▸ **DIRECTIVE**: Copy each line in the data that includes the word "exemplo".

Dataset items:
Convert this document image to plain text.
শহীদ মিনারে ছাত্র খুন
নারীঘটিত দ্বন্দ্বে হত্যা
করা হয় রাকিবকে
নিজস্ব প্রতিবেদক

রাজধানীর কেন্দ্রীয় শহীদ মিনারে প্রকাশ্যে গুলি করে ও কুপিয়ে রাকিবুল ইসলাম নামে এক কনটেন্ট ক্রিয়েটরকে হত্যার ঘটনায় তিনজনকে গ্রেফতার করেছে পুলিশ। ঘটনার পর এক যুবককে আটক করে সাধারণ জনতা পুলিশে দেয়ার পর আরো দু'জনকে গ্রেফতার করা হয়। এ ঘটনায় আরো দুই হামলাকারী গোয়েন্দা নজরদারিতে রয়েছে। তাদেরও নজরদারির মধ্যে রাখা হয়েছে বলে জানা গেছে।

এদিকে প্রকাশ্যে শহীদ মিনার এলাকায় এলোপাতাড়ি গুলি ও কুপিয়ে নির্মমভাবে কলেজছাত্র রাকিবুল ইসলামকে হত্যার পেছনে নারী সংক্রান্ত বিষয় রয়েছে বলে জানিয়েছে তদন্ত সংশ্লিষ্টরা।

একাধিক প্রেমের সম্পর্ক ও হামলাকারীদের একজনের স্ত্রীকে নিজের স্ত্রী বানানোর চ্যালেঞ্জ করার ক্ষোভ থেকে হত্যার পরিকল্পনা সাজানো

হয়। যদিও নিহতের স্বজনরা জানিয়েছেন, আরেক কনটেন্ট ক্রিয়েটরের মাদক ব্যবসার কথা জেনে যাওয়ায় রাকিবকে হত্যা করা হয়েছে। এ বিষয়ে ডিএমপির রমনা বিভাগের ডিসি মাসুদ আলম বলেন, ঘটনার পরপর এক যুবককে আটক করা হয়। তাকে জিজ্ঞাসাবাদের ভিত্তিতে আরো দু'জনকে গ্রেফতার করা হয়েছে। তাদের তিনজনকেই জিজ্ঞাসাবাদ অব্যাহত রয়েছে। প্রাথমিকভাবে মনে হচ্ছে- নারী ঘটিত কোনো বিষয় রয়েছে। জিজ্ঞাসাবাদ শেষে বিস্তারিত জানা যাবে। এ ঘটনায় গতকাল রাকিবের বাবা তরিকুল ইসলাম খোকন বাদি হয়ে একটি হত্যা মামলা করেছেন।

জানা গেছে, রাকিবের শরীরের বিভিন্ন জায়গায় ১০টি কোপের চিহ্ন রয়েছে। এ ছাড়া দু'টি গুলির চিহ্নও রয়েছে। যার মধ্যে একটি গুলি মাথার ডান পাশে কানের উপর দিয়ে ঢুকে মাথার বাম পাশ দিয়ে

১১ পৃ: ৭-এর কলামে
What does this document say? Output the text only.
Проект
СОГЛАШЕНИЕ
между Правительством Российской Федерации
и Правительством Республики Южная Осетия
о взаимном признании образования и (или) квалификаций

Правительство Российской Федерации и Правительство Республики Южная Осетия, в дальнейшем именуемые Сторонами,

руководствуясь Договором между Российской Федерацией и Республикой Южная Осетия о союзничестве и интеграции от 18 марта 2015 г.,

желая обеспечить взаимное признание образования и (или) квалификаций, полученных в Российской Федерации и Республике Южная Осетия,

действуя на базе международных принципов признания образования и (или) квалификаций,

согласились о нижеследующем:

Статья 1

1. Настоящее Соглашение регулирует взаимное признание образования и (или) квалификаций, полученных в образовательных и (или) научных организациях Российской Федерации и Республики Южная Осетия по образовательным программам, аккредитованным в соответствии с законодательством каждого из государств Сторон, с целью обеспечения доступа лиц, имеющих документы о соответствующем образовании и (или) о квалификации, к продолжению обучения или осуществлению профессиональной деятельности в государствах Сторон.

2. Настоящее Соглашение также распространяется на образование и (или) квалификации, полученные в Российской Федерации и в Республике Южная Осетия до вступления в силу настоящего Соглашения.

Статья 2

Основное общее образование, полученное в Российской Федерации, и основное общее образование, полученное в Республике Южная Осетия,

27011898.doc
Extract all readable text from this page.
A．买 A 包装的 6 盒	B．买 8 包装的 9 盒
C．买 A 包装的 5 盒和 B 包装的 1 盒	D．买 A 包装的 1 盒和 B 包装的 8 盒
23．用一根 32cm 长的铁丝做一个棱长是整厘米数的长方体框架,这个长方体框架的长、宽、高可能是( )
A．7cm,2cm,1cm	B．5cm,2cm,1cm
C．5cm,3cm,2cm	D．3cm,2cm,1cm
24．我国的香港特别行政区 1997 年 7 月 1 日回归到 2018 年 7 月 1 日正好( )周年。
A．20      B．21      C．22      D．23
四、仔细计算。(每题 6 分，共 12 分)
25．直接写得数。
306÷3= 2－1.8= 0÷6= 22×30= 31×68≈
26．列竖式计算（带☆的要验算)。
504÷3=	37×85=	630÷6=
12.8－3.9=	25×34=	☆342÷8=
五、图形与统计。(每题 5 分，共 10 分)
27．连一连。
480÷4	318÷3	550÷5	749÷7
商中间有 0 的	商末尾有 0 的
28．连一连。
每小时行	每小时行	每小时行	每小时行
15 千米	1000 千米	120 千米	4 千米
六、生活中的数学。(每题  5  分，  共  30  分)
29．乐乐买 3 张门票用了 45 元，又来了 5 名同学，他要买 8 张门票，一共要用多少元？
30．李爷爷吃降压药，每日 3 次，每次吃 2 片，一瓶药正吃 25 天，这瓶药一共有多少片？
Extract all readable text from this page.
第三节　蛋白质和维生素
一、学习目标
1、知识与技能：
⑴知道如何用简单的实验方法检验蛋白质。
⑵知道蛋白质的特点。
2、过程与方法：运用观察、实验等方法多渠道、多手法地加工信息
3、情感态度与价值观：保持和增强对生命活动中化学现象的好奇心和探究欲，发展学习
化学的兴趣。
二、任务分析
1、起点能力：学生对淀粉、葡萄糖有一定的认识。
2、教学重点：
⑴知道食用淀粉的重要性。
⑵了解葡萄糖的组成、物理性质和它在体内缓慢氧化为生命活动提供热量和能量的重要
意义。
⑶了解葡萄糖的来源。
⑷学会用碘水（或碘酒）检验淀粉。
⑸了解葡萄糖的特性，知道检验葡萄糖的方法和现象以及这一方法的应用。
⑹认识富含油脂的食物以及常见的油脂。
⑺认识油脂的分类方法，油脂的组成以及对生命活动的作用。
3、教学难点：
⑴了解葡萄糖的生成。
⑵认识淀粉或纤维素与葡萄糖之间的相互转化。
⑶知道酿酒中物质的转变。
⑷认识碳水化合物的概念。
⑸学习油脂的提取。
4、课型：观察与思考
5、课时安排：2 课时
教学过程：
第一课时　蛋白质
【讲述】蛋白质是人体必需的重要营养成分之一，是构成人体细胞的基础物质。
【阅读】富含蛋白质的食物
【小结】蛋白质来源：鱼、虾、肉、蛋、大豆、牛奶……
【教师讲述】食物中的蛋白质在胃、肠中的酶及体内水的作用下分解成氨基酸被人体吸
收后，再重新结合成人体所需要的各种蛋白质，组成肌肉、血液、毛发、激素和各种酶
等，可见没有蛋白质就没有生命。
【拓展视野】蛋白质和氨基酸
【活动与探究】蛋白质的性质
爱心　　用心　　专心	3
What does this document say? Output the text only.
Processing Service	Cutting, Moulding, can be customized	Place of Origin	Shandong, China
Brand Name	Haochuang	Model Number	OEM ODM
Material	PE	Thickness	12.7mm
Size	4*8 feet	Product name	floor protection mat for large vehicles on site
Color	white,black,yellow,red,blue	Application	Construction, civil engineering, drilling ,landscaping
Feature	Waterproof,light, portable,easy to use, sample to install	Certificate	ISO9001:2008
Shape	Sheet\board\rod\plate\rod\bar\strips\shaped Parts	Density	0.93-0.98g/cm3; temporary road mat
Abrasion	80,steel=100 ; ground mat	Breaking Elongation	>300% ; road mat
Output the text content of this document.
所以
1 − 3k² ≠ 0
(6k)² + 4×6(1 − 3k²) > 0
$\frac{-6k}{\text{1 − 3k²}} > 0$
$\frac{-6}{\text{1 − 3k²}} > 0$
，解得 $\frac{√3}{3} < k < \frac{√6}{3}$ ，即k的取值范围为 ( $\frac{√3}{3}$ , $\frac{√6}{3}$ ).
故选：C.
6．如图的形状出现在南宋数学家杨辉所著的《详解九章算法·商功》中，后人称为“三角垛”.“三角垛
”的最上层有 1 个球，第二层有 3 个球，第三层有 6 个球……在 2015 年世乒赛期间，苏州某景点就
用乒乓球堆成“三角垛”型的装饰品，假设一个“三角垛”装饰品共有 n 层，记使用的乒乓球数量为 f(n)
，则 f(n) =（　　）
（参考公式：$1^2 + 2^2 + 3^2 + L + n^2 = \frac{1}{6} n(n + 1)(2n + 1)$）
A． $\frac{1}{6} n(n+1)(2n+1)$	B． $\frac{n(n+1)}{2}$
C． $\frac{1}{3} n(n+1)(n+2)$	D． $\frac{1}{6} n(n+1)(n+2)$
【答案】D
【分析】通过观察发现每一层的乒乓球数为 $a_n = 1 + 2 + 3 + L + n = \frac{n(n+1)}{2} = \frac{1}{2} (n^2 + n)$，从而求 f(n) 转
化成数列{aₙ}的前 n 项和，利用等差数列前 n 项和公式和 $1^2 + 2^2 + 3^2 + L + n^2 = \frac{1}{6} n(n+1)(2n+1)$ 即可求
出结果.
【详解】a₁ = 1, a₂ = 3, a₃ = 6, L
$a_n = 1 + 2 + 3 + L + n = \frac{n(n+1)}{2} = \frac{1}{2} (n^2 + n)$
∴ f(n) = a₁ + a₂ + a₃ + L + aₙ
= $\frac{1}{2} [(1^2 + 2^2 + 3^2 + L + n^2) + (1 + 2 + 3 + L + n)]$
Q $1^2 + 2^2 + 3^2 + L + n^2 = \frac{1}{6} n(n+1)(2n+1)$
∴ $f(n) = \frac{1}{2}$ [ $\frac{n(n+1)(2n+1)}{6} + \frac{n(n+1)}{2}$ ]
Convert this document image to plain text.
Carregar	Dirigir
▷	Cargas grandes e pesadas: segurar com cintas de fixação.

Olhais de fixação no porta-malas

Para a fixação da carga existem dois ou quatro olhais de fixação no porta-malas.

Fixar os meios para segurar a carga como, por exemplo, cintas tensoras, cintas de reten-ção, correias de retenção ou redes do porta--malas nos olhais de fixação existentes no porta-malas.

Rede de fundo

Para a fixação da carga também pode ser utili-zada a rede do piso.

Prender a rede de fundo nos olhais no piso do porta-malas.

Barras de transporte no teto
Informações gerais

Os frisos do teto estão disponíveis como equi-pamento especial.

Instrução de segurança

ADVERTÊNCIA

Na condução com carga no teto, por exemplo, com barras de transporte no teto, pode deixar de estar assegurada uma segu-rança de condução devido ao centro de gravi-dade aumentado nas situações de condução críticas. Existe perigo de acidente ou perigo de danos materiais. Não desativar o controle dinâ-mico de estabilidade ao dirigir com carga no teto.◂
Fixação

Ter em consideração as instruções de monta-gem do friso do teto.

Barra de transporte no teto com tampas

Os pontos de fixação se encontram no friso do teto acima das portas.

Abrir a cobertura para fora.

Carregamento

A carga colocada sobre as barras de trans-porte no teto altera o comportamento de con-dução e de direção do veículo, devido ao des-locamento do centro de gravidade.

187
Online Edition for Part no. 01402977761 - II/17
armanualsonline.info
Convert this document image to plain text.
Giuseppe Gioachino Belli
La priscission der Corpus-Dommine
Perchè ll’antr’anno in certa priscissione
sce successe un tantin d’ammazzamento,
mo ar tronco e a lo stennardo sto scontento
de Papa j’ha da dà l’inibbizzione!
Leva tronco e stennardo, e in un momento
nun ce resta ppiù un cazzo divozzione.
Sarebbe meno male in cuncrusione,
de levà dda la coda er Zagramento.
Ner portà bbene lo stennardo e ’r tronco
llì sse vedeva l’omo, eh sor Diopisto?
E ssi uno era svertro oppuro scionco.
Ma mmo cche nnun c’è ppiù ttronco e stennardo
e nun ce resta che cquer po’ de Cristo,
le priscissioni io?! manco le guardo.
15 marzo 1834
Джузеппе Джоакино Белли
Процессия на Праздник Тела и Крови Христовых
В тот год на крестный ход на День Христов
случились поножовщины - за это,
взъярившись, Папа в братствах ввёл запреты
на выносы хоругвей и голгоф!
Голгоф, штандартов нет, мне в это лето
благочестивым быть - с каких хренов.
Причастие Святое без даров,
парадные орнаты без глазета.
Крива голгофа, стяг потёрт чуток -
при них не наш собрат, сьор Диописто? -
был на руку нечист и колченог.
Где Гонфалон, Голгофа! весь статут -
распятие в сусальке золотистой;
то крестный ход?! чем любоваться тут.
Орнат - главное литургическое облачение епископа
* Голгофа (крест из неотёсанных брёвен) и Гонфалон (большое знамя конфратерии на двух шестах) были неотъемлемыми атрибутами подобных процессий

▸ **EXERCISE RESPONSE**:
Fixar os meios para segurar a carga como, por exemplo, cintas tensoras, cintas de reten-ção, correias de retenção ou redes do porta--malas nos olhais de fixação existentes no porta-malas.
Na condução com carga no teto, por exemplo, com barras de transporte no teto, pode deixar de estar assegurada uma segu-rança de condução devido ao centro de gravi-dade aumentado nas situações de condução críticas. Existe perigo de acidente ou perigo de danos materiais. Não desativar o controle dinâ-mico de estabilidade ao dirigir com carga no teto.◂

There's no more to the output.